Begin INPUT FOR THIS TASK

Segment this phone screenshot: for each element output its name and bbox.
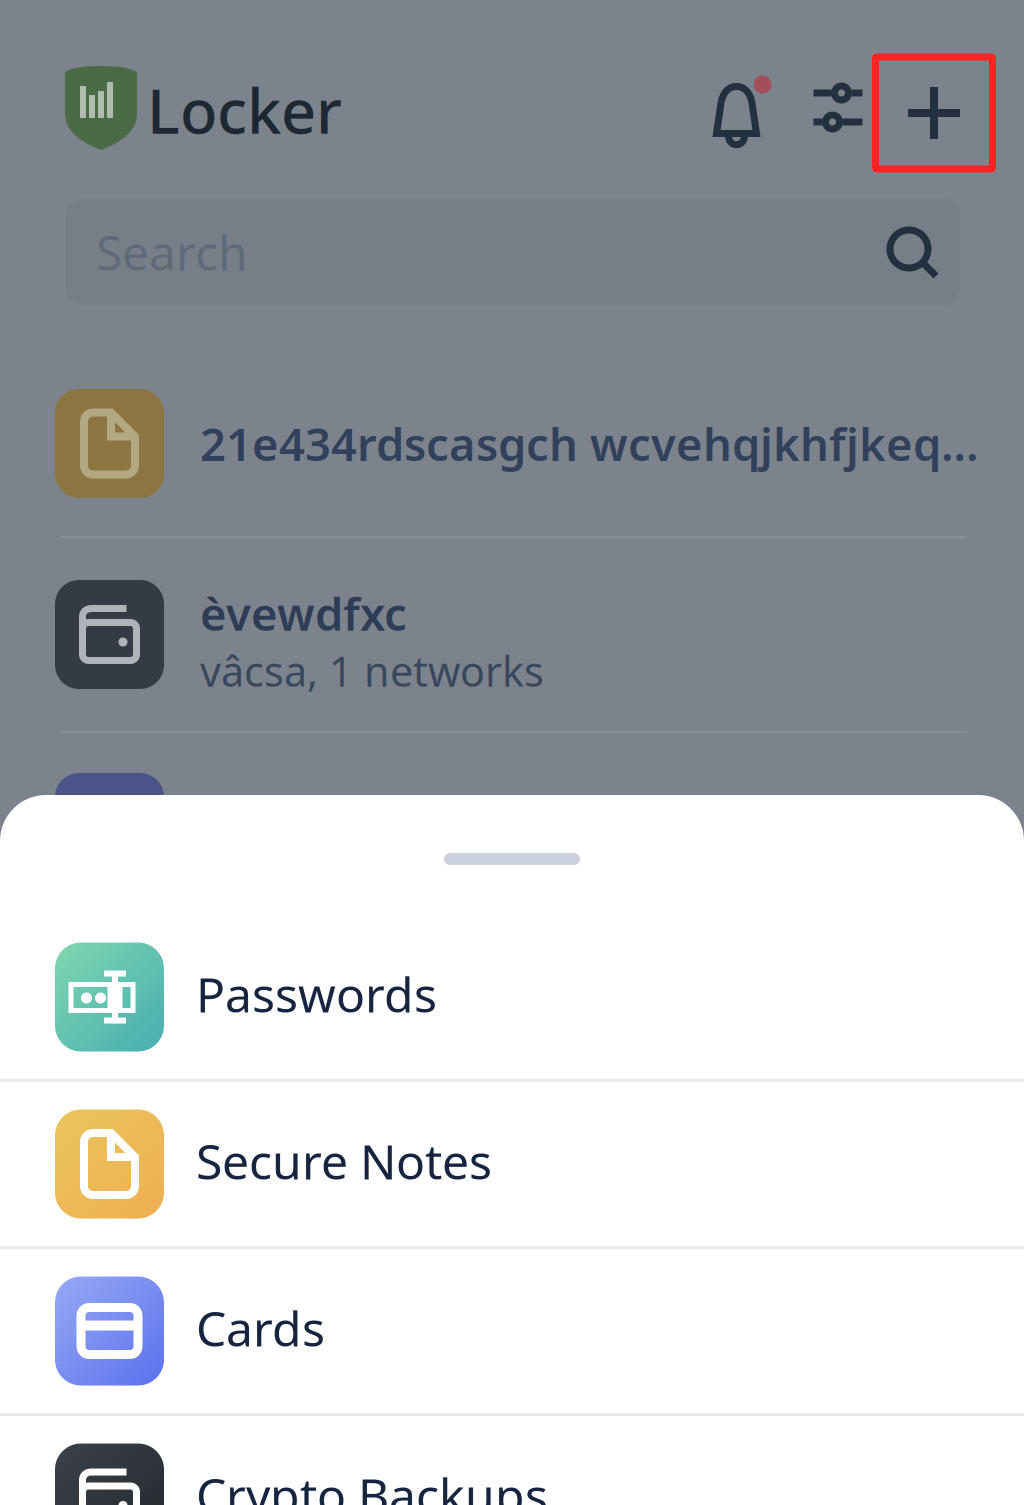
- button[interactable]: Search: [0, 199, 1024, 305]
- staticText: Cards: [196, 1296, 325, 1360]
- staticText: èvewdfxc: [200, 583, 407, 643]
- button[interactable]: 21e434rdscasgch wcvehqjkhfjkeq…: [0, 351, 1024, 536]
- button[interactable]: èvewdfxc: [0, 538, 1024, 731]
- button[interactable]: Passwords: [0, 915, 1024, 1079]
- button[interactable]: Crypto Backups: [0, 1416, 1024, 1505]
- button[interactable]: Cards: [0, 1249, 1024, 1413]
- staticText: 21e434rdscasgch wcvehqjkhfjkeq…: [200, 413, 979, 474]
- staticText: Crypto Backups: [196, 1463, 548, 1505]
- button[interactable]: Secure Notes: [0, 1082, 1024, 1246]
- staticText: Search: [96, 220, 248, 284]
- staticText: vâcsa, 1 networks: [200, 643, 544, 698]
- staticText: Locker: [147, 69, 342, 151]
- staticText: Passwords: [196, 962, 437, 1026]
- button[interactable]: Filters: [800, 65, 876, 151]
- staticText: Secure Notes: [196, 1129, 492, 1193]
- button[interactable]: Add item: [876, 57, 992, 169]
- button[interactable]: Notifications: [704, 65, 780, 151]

End INPUT FOR THIS TASK
Begin INPUT FOR THIS TASK

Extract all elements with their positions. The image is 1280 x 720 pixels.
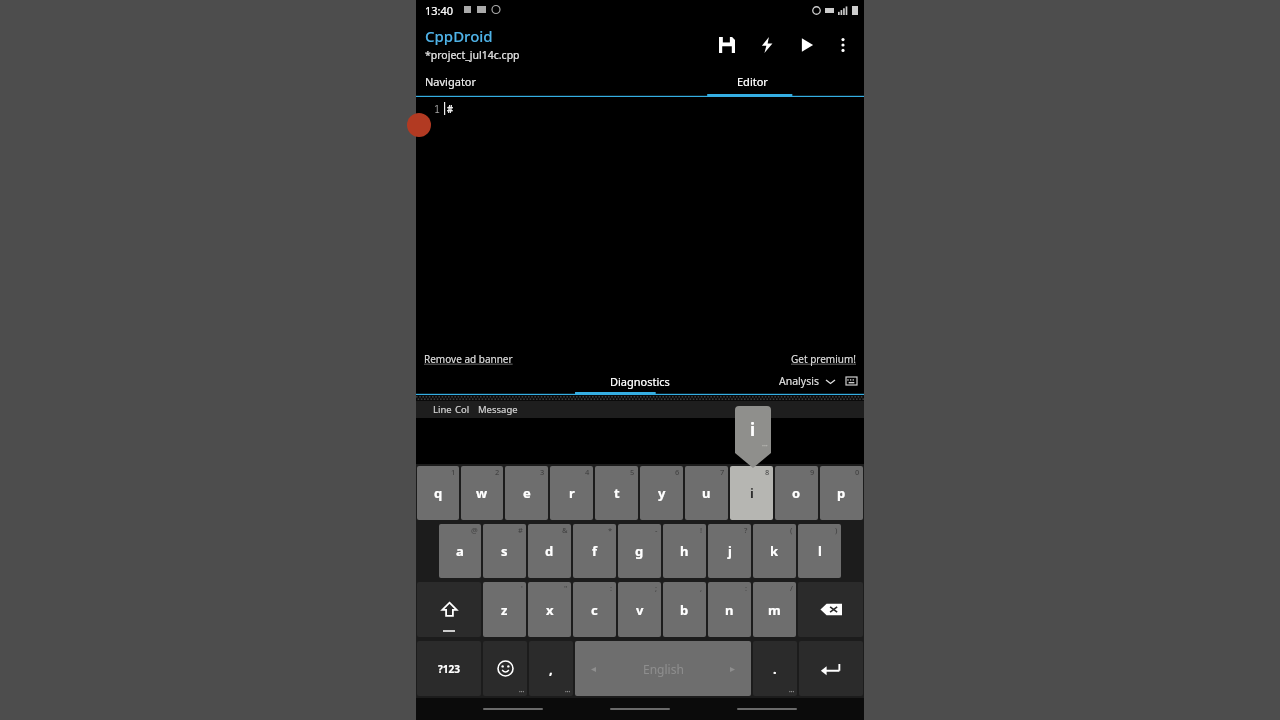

End INPUT FOR THIS TASK
Begin INPUT FOR THIS TASK

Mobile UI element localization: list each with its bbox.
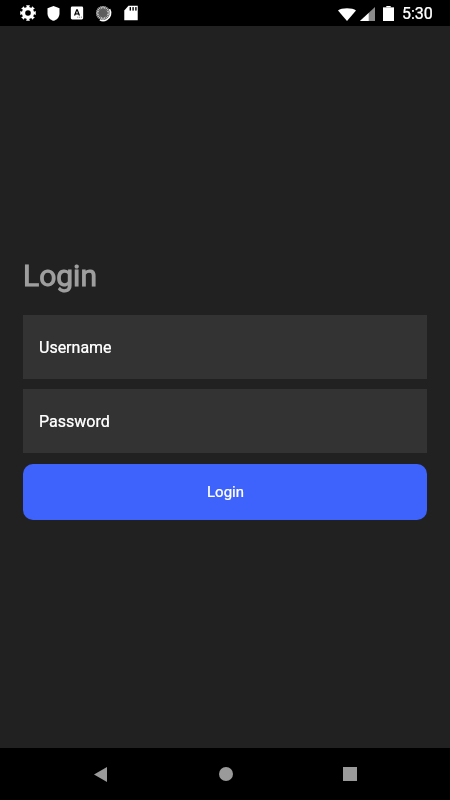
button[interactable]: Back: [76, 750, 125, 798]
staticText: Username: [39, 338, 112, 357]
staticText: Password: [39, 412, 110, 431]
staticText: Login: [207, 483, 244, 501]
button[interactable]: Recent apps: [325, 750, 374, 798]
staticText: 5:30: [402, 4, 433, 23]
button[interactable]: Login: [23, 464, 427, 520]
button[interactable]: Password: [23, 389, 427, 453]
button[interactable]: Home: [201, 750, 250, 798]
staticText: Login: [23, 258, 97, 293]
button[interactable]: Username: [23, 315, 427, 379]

End INPUT FOR THIS TASK

- WHAT IS ASKED -
Copy the listing verbatim from the line with "Segment this phone" up to and including the line with "- button[interactable]: Notifications: [704, 65, 780, 151]", and omit the picture from your copy.

- RESULT OF THIS EXERCISE -
Segment this phone screenshot: for each element output its name and bbox.
- button[interactable]: Search: [0, 199, 1024, 305]
- staticText: Cards: [196, 1296, 325, 1360]
- staticText: èvewdfxc: [200, 583, 407, 643]
- button[interactable]: 21e434rdscasgch wcvehqjkhfjkeq…: [0, 351, 1024, 536]
- button[interactable]: èvewdfxc: [0, 538, 1024, 731]
- button[interactable]: Passwords: [0, 915, 1024, 1079]
- button[interactable]: Crypto Backups: [0, 1416, 1024, 1505]
- button[interactable]: Cards: [0, 1249, 1024, 1413]
- staticText: 21e434rdscasgch wcvehqjkhfjkeq…: [200, 413, 979, 474]
- staticText: Crypto Backups: [196, 1463, 548, 1505]
- button[interactable]: Secure Notes: [0, 1082, 1024, 1246]
- staticText: Search: [96, 220, 248, 284]
- staticText: vâcsa, 1 networks: [200, 643, 544, 698]
- staticText: Locker: [147, 69, 342, 151]
- staticText: Passwords: [196, 962, 437, 1026]
- button[interactable]: Filters: [800, 65, 876, 151]
- staticText: Secure Notes: [196, 1129, 492, 1193]
- button[interactable]: Add item: [876, 57, 992, 169]
- button[interactable]: Notifications: [704, 65, 780, 151]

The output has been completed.